Copy out all of the data exactly as it appears.

Rows from a dataset:

▼

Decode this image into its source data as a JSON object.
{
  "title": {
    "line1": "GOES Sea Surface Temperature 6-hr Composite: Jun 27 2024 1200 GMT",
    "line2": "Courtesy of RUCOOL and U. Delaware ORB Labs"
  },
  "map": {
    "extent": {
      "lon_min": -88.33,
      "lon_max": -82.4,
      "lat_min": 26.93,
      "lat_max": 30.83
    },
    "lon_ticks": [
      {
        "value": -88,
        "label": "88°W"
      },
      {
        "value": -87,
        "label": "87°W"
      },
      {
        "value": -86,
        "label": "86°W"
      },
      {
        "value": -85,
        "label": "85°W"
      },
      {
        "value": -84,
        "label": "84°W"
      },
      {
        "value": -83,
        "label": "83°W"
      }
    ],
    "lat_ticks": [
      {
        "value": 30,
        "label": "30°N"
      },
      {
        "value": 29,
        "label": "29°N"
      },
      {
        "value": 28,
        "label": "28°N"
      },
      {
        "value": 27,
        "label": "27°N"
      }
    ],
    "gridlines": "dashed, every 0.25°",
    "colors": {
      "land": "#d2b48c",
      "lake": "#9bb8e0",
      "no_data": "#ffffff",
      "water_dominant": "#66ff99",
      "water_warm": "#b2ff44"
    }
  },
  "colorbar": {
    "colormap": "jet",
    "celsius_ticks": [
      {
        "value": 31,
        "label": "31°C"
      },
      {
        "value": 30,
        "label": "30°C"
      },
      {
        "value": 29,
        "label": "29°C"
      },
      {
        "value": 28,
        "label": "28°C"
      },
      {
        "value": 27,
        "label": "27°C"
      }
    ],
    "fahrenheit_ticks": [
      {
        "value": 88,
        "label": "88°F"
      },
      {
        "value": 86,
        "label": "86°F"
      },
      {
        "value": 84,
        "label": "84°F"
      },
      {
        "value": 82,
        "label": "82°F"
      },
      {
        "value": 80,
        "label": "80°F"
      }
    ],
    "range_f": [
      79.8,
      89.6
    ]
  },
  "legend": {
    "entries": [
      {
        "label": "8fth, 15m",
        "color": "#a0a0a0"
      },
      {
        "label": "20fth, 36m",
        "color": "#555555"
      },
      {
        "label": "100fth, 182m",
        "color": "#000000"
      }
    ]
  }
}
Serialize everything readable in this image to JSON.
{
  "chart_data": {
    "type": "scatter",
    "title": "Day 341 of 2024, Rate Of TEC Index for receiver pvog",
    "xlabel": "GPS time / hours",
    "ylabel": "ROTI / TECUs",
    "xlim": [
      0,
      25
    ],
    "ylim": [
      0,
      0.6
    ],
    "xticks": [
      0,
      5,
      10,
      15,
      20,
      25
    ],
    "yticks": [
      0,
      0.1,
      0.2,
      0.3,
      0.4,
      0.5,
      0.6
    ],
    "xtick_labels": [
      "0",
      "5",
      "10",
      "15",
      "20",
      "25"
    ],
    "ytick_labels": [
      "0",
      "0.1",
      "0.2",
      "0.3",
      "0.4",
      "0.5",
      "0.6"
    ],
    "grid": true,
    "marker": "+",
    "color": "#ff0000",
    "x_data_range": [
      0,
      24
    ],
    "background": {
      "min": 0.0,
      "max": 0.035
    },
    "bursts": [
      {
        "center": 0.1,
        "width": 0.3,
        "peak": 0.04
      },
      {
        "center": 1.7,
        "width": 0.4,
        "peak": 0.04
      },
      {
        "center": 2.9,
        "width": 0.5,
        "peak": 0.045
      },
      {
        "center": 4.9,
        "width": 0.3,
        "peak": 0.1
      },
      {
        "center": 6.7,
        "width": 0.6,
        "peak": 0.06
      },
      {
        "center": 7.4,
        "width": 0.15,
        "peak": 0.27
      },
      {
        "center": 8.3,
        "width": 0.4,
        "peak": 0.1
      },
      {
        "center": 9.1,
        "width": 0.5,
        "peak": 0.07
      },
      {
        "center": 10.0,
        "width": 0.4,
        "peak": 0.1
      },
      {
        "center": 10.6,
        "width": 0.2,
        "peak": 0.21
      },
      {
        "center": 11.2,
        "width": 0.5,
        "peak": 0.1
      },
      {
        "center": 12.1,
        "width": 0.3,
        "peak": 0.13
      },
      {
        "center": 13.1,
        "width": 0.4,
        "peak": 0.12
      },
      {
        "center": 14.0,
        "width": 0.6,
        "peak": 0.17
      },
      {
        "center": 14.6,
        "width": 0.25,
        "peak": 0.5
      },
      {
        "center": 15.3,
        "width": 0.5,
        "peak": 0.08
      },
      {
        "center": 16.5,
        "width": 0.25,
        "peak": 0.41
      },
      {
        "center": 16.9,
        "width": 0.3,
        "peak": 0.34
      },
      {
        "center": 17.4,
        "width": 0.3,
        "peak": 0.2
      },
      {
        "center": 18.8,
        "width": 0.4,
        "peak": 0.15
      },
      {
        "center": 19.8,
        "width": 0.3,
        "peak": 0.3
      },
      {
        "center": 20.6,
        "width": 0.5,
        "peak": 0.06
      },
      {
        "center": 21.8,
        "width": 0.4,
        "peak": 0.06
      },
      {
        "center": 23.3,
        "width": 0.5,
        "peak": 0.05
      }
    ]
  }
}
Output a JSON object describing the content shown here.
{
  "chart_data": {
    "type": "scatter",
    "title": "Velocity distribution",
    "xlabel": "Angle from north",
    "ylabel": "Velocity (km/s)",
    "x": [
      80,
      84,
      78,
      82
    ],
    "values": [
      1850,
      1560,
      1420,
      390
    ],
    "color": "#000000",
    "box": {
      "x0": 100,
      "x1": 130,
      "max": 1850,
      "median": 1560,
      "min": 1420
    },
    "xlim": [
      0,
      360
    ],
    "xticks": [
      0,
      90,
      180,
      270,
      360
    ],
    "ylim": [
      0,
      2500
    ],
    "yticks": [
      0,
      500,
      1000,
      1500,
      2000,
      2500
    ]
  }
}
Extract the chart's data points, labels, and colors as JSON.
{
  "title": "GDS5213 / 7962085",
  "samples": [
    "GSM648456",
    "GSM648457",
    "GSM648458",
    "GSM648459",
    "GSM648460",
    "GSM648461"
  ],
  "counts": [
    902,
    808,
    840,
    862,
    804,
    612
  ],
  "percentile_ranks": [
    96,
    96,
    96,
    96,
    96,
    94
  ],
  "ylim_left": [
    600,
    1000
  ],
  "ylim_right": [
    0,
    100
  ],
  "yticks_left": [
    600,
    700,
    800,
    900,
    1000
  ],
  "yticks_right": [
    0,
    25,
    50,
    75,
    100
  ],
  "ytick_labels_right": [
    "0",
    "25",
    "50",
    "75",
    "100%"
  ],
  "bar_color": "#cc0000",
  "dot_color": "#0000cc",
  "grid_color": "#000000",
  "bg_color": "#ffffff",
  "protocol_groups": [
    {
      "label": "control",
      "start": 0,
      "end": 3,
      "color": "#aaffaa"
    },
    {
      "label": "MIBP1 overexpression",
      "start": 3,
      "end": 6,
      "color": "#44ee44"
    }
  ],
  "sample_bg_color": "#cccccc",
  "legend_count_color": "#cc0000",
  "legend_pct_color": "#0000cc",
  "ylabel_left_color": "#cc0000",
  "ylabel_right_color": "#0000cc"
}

▲

CORRECT RESULT:
Decode this image into its source data as a JSON object.
{
  "title": {
    "line1": "GOES Sea Surface Temperature 6-hr Composite: Jun 27 2024 1200 GMT",
    "line2": "Courtesy of RUCOOL and U. Delaware ORB Labs"
  },
  "map": {
    "extent": {
      "lon_min": -88.33,
      "lon_max": -82.4,
      "lat_min": 26.93,
      "lat_max": 30.83
    },
    "lon_ticks": [
      {
        "value": -88,
        "label": "88°W"
      },
      {
        "value": -87,
        "label": "87°W"
      },
      {
        "value": -86,
        "label": "86°W"
      },
      {
        "value": -85,
        "label": "85°W"
      },
      {
        "value": -84,
        "label": "84°W"
      },
      {
        "value": -83,
        "label": "83°W"
      }
    ],
    "lat_ticks": [
      {
        "value": 30,
        "label": "30°N"
      },
      {
        "value": 29,
        "label": "29°N"
      },
      {
        "value": 28,
        "label": "28°N"
      },
      {
        "value": 27,
        "label": "27°N"
      }
    ],
    "gridlines": "dashed, every 0.25°",
    "colors": {
      "land": "#d2b48c",
      "lake": "#9bb8e0",
      "no_data": "#ffffff",
      "water_dominant": "#66ff99",
      "water_warm": "#b2ff44"
    }
  },
  "colorbar": {
    "colormap": "jet",
    "celsius_ticks": [
      {
        "value": 31,
        "label": "31°C"
      },
      {
        "value": 30,
        "label": "30°C"
      },
      {
        "value": 29,
        "label": "29°C"
      },
      {
        "value": 28,
        "label": "28°C"
      },
      {
        "value": 27,
        "label": "27°C"
      }
    ],
    "fahrenheit_ticks": [
      {
        "value": 88,
        "label": "88°F"
      },
      {
        "value": 86,
        "label": "86°F"
      },
      {
        "value": 84,
        "label": "84°F"
      },
      {
        "value": 82,
        "label": "82°F"
      },
      {
        "value": 80,
        "label": "80°F"
      }
    ],
    "range_f": [
      79.8,
      89.6
    ]
  },
  "legend": {
    "entries": [
      {
        "label": "8fth, 15m",
        "color": "#a0a0a0"
      },
      {
        "label": "20fth, 36m",
        "color": "#555555"
      },
      {
        "label": "100fth, 182m",
        "color": "#000000"
      }
    ]
  }
}
Serialize everything readable in this image to JSON.
{
  "chart_data": {
    "type": "scatter",
    "title": "Day 341 of 2024, Rate Of TEC Index for receiver pvog",
    "xlabel": "GPS time / hours",
    "ylabel": "ROTI / TECUs",
    "xlim": [
      0,
      25
    ],
    "ylim": [
      0,
      0.6
    ],
    "xticks": [
      0,
      5,
      10,
      15,
      20,
      25
    ],
    "yticks": [
      0,
      0.1,
      0.2,
      0.3,
      0.4,
      0.5,
      0.6
    ],
    "xtick_labels": [
      "0",
      "5",
      "10",
      "15",
      "20",
      "25"
    ],
    "ytick_labels": [
      "0",
      "0.1",
      "0.2",
      "0.3",
      "0.4",
      "0.5",
      "0.6"
    ],
    "grid": true,
    "marker": "+",
    "color": "#ff0000",
    "x_data_range": [
      0,
      24
    ],
    "background": {
      "min": 0.0,
      "max": 0.035
    },
    "bursts": [
      {
        "center": 0.1,
        "width": 0.3,
        "peak": 0.04
      },
      {
        "center": 1.7,
        "width": 0.4,
        "peak": 0.04
      },
      {
        "center": 2.9,
        "width": 0.5,
        "peak": 0.045
      },
      {
        "center": 4.9,
        "width": 0.3,
        "peak": 0.1
      },
      {
        "center": 6.7,
        "width": 0.6,
        "peak": 0.06
      },
      {
        "center": 7.4,
        "width": 0.15,
        "peak": 0.27
      },
      {
        "center": 8.3,
        "width": 0.4,
        "peak": 0.1
      },
      {
        "center": 9.1,
        "width": 0.5,
        "peak": 0.07
      },
      {
        "center": 10.0,
        "width": 0.4,
        "peak": 0.1
      },
      {
        "center": 10.6,
        "width": 0.2,
        "peak": 0.21
      },
      {
        "center": 11.2,
        "width": 0.5,
        "peak": 0.1
      },
      {
        "center": 12.1,
        "width": 0.3,
        "peak": 0.13
      },
      {
        "center": 13.1,
        "width": 0.4,
        "peak": 0.12
      },
      {
        "center": 14.0,
        "width": 0.6,
        "peak": 0.17
      },
      {
        "center": 14.6,
        "width": 0.25,
        "peak": 0.5
      },
      {
        "center": 15.3,
        "width": 0.5,
        "peak": 0.08
      },
      {
        "center": 16.5,
        "width": 0.25,
        "peak": 0.41
      },
      {
        "center": 16.9,
        "width": 0.3,
        "peak": 0.34
      },
      {
        "center": 17.4,
        "width": 0.3,
        "peak": 0.2
      },
      {
        "center": 18.8,
        "width": 0.4,
        "peak": 0.15
      },
      {
        "center": 19.8,
        "width": 0.3,
        "peak": 0.3
      },
      {
        "center": 20.6,
        "width": 0.5,
        "peak": 0.06
      },
      {
        "center": 21.8,
        "width": 0.4,
        "peak": 0.06
      },
      {
        "center": 23.3,
        "width": 0.5,
        "peak": 0.05
      }
    ]
  }
}
Output a JSON object describing the content shown here.
{
  "chart_data": {
    "type": "scatter",
    "title": "Velocity distribution",
    "xlabel": "Angle from north",
    "ylabel": "Velocity (km/s)",
    "x": [
      80,
      84,
      78,
      82
    ],
    "values": [
      1850,
      1560,
      1420,
      390
    ],
    "color": "#000000",
    "box": {
      "x0": 100,
      "x1": 130,
      "max": 1850,
      "median": 1560,
      "min": 1420
    },
    "xlim": [
      0,
      360
    ],
    "xticks": [
      0,
      90,
      180,
      270,
      360
    ],
    "ylim": [
      0,
      2500
    ],
    "yticks": [
      0,
      500,
      1000,
      1500,
      2000,
      2500
    ]
  }
}
Extract the chart's data points, labels, and colors as JSON.
{
  "title": "GDS5213 / 7962085",
  "samples": [
    "GSM648456",
    "GSM648457",
    "GSM648458",
    "GSM648459",
    "GSM648460",
    "GSM648461"
  ],
  "counts": [
    902,
    808,
    840,
    862,
    804,
    612
  ],
  "percentile_ranks": [
    96,
    96,
    96,
    96,
    96,
    94
  ],
  "ylim_left": [
    600,
    1000
  ],
  "ylim_right": [
    0,
    100
  ],
  "yticks_left": [
    600,
    700,
    800,
    900,
    1000
  ],
  "yticks_right": [
    0,
    25,
    50,
    75,
    100
  ],
  "ytick_labels_right": [
    "0",
    "25",
    "50",
    "75",
    "100%"
  ],
  "bar_color": "#cc0000",
  "dot_color": "#0000cc",
  "grid_color": "#000000",
  "bg_color": "#ffffff",
  "protocol_groups": [
    {
      "label": "control",
      "start": 0,
      "end": 3,
      "color": "#aaffaa"
    },
    {
      "label": "MIBP1 overexpression",
      "start": 3,
      "end": 6,
      "color": "#44ee44"
    }
  ],
  "sample_bg_color": "#cccccc",
  "legend_count_color": "#cc0000",
  "legend_pct_color": "#0000cc",
  "ylabel_left_color": "#cc0000",
  "ylabel_right_color": "#0000cc"
}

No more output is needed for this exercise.